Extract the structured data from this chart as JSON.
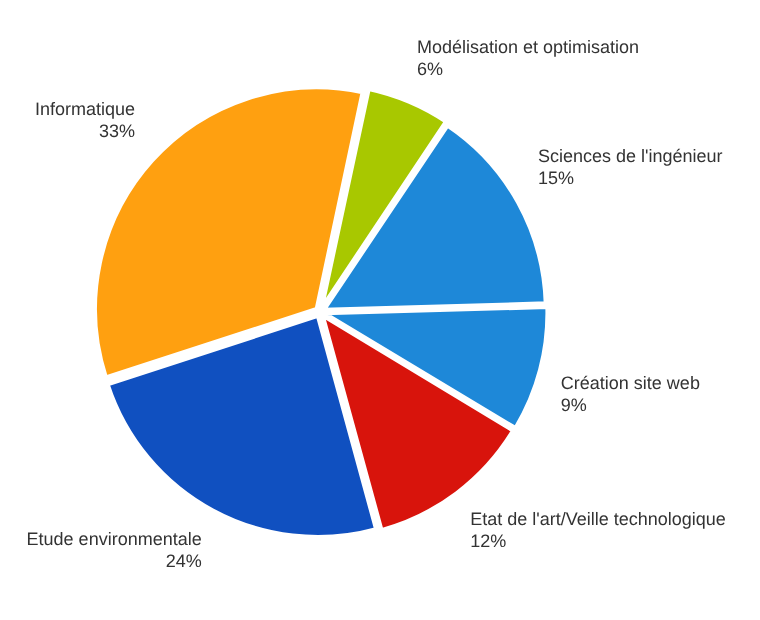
{
  "chart_data": {
    "type": "pie",
    "categories": [
      "Modélisation et optimisation",
      "Sciences de l'ingénieur",
      "Création site web",
      "Etat de l'art/Veille technologique",
      "Etude environmentale",
      "Informatique"
    ],
    "values": [
      6,
      15,
      9,
      12,
      24,
      33
    ],
    "value_labels": [
      "6%",
      "15%",
      "9%",
      "12%",
      "24%",
      "33%"
    ],
    "colors": [
      "#a8c800",
      "#1e88d8",
      "#1e88d8",
      "#d8140c",
      "#1050c0",
      "#ffa010"
    ],
    "legend": false
  }
}
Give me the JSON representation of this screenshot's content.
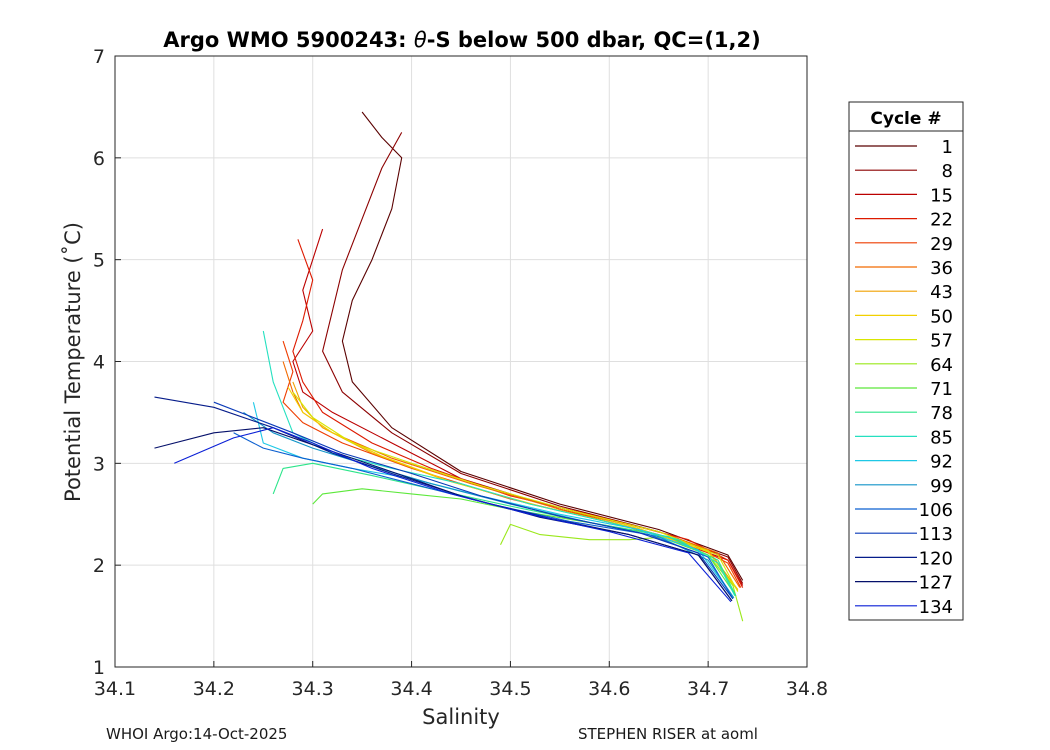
{
  "chart_data": {
    "type": "line",
    "title_prefix": "Argo WMO 5900243: ",
    "title_theta": "θ",
    "title_suffix": "-S below 500 dbar,  QC=(1,2)",
    "xlabel": "Salinity",
    "ylabel": "Potential Temperature (˚C)",
    "xlim": [
      34.1,
      34.8
    ],
    "ylim": [
      1,
      7
    ],
    "xticks": [
      "34.1",
      "34.2",
      "34.3",
      "34.4",
      "34.5",
      "34.6",
      "34.7",
      "34.8"
    ],
    "yticks": [
      "1",
      "2",
      "3",
      "4",
      "5",
      "6",
      "7"
    ],
    "grid": true,
    "legend": {
      "title": "Cycle #",
      "position": "outside-right",
      "entries": [
        {
          "label": "1",
          "color": "#5a0000"
        },
        {
          "label": "8",
          "color": "#8c0000"
        },
        {
          "label": "15",
          "color": "#bb0000"
        },
        {
          "label": "22",
          "color": "#dd1a00"
        },
        {
          "label": "29",
          "color": "#ee3d00"
        },
        {
          "label": "36",
          "color": "#f26a00"
        },
        {
          "label": "43",
          "color": "#f0a000"
        },
        {
          "label": "50",
          "color": "#f2d000"
        },
        {
          "label": "57",
          "color": "#d8e600"
        },
        {
          "label": "64",
          "color": "#9ae81a"
        },
        {
          "label": "71",
          "color": "#5ce83a"
        },
        {
          "label": "78",
          "color": "#2ce58a"
        },
        {
          "label": "85",
          "color": "#25e0c0"
        },
        {
          "label": "92",
          "color": "#1ec8e6"
        },
        {
          "label": "99",
          "color": "#1294c8"
        },
        {
          "label": "106",
          "color": "#0b5fd0"
        },
        {
          "label": "113",
          "color": "#0a3ab8"
        },
        {
          "label": "120",
          "color": "#061c8a"
        },
        {
          "label": "127",
          "color": "#05106a"
        },
        {
          "label": "134",
          "color": "#0a1fd6"
        }
      ]
    },
    "series": [
      {
        "name": "1",
        "x": [
          34.35,
          34.37,
          34.39,
          34.38,
          34.36,
          34.34,
          34.33,
          34.34,
          34.38,
          34.45,
          34.55,
          34.65,
          34.72,
          34.735
        ],
        "y": [
          6.45,
          6.2,
          6.0,
          5.5,
          5.0,
          4.6,
          4.2,
          3.8,
          3.35,
          2.92,
          2.6,
          2.35,
          2.1,
          1.85
        ]
      },
      {
        "name": "8",
        "x": [
          34.39,
          34.37,
          34.35,
          34.33,
          34.32,
          34.31,
          34.33,
          34.38,
          34.45,
          34.55,
          34.65,
          34.72,
          34.735
        ],
        "y": [
          6.25,
          5.9,
          5.4,
          4.9,
          4.5,
          4.1,
          3.7,
          3.3,
          2.9,
          2.58,
          2.33,
          2.08,
          1.82
        ]
      },
      {
        "name": "15",
        "x": [
          34.31,
          34.3,
          34.29,
          34.3,
          34.28,
          34.29,
          34.32,
          34.38,
          34.45,
          34.55,
          34.65,
          34.72,
          34.735
        ],
        "y": [
          5.3,
          5.0,
          4.7,
          4.3,
          4.0,
          3.7,
          3.5,
          3.2,
          2.85,
          2.55,
          2.3,
          2.05,
          1.8
        ]
      },
      {
        "name": "22",
        "x": [
          34.285,
          34.3,
          34.29,
          34.28,
          34.29,
          34.31,
          34.36,
          34.42,
          34.5,
          34.6,
          34.68,
          34.72,
          34.735
        ],
        "y": [
          5.2,
          4.8,
          4.4,
          4.1,
          3.8,
          3.5,
          3.2,
          2.95,
          2.68,
          2.45,
          2.25,
          2.05,
          1.78
        ]
      },
      {
        "name": "29",
        "x": [
          34.27,
          34.28,
          34.27,
          34.29,
          34.33,
          34.4,
          34.5,
          34.6,
          34.68,
          34.72,
          34.733
        ],
        "y": [
          4.2,
          3.9,
          3.6,
          3.4,
          3.2,
          2.95,
          2.65,
          2.42,
          2.22,
          2.02,
          1.78
        ]
      },
      {
        "name": "36",
        "x": [
          34.27,
          34.28,
          34.29,
          34.32,
          34.38,
          34.46,
          34.55,
          34.65,
          34.71,
          34.732
        ],
        "y": [
          4.0,
          3.7,
          3.5,
          3.3,
          3.05,
          2.8,
          2.55,
          2.33,
          2.12,
          1.78
        ]
      },
      {
        "name": "43",
        "x": [
          34.28,
          34.29,
          34.31,
          34.36,
          34.43,
          34.52,
          34.62,
          34.7,
          34.73
        ],
        "y": [
          3.8,
          3.55,
          3.35,
          3.1,
          2.85,
          2.6,
          2.38,
          2.15,
          1.76
        ]
      },
      {
        "name": "50",
        "x": [
          34.275,
          34.29,
          34.32,
          34.37,
          34.44,
          34.53,
          34.63,
          34.7,
          34.73
        ],
        "y": [
          3.75,
          3.5,
          3.3,
          3.07,
          2.82,
          2.58,
          2.36,
          2.13,
          1.75
        ]
      },
      {
        "name": "57",
        "x": [
          34.28,
          34.3,
          34.34,
          34.4,
          34.47,
          34.56,
          34.65,
          34.71,
          34.73
        ],
        "y": [
          3.7,
          3.45,
          3.2,
          3.0,
          2.78,
          2.54,
          2.33,
          2.1,
          1.74
        ]
      },
      {
        "name": "64",
        "x": [
          34.49,
          34.5,
          34.53,
          34.58,
          34.62,
          34.66,
          34.7,
          34.725,
          34.735
        ],
        "y": [
          2.2,
          2.4,
          2.3,
          2.25,
          2.25,
          2.28,
          2.1,
          1.8,
          1.45
        ]
      },
      {
        "name": "71",
        "x": [
          34.3,
          34.31,
          34.35,
          34.4,
          34.45,
          34.5,
          34.56,
          34.64,
          34.7,
          34.728
        ],
        "y": [
          2.6,
          2.7,
          2.75,
          2.7,
          2.65,
          2.55,
          2.45,
          2.32,
          2.1,
          1.7
        ]
      },
      {
        "name": "78",
        "x": [
          34.26,
          34.27,
          34.3,
          34.36,
          34.42,
          34.5,
          34.58,
          34.66,
          34.71,
          34.728
        ],
        "y": [
          2.7,
          2.95,
          3.0,
          2.88,
          2.75,
          2.58,
          2.42,
          2.28,
          2.05,
          1.7
        ]
      },
      {
        "name": "85",
        "x": [
          34.25,
          34.26,
          34.28,
          34.32,
          34.38,
          34.45,
          34.52,
          34.6,
          34.67,
          34.71,
          34.727
        ],
        "y": [
          4.3,
          3.8,
          3.3,
          3.1,
          2.95,
          2.8,
          2.6,
          2.42,
          2.25,
          2.02,
          1.7
        ]
      },
      {
        "name": "92",
        "x": [
          34.24,
          34.25,
          34.29,
          34.34,
          34.4,
          34.47,
          34.55,
          34.63,
          34.69,
          34.726
        ],
        "y": [
          3.6,
          3.2,
          3.05,
          2.95,
          2.85,
          2.68,
          2.5,
          2.35,
          2.15,
          1.68
        ]
      },
      {
        "name": "99",
        "x": [
          34.23,
          34.26,
          34.3,
          34.35,
          34.42,
          34.5,
          34.58,
          34.65,
          34.7,
          34.726
        ],
        "y": [
          3.5,
          3.3,
          3.15,
          3.0,
          2.8,
          2.6,
          2.42,
          2.28,
          2.05,
          1.68
        ]
      },
      {
        "name": "106",
        "x": [
          34.22,
          34.25,
          34.29,
          34.34,
          34.4,
          34.48,
          34.56,
          34.64,
          34.7,
          34.725
        ],
        "y": [
          3.3,
          3.15,
          3.05,
          2.95,
          2.8,
          2.6,
          2.43,
          2.3,
          2.08,
          1.67
        ]
      },
      {
        "name": "113",
        "x": [
          34.2,
          34.24,
          34.28,
          34.33,
          34.4,
          34.47,
          34.55,
          34.63,
          34.69,
          34.725
        ],
        "y": [
          3.6,
          3.45,
          3.3,
          3.1,
          2.9,
          2.68,
          2.48,
          2.32,
          2.12,
          1.67
        ]
      },
      {
        "name": "120",
        "x": [
          34.14,
          34.2,
          34.26,
          34.32,
          34.38,
          34.46,
          34.54,
          34.62,
          34.69,
          34.724
        ],
        "y": [
          3.65,
          3.55,
          3.35,
          3.1,
          2.9,
          2.65,
          2.46,
          2.3,
          2.1,
          1.65
        ]
      },
      {
        "name": "127",
        "x": [
          34.14,
          34.2,
          34.25,
          34.31,
          34.37,
          34.45,
          34.53,
          34.62,
          34.69,
          34.724
        ],
        "y": [
          3.15,
          3.3,
          3.35,
          3.15,
          2.95,
          2.68,
          2.47,
          2.3,
          2.1,
          1.65
        ]
      },
      {
        "name": "134",
        "x": [
          34.16,
          34.22,
          34.26,
          34.3,
          34.36,
          34.44,
          34.52,
          34.6,
          34.68,
          34.723
        ],
        "y": [
          3.0,
          3.25,
          3.35,
          3.2,
          2.95,
          2.7,
          2.5,
          2.33,
          2.12,
          1.64
        ]
      }
    ]
  },
  "footer": {
    "left": "WHOI Argo:14-Oct-2025",
    "right": "STEPHEN RISER at aoml"
  }
}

Exercise aim: From the entries above, return each line with the word "JSON" in it.

Written reply:
Extract the structured data from this chart as JSON.
Give me the JSON representation of this screenshot's content.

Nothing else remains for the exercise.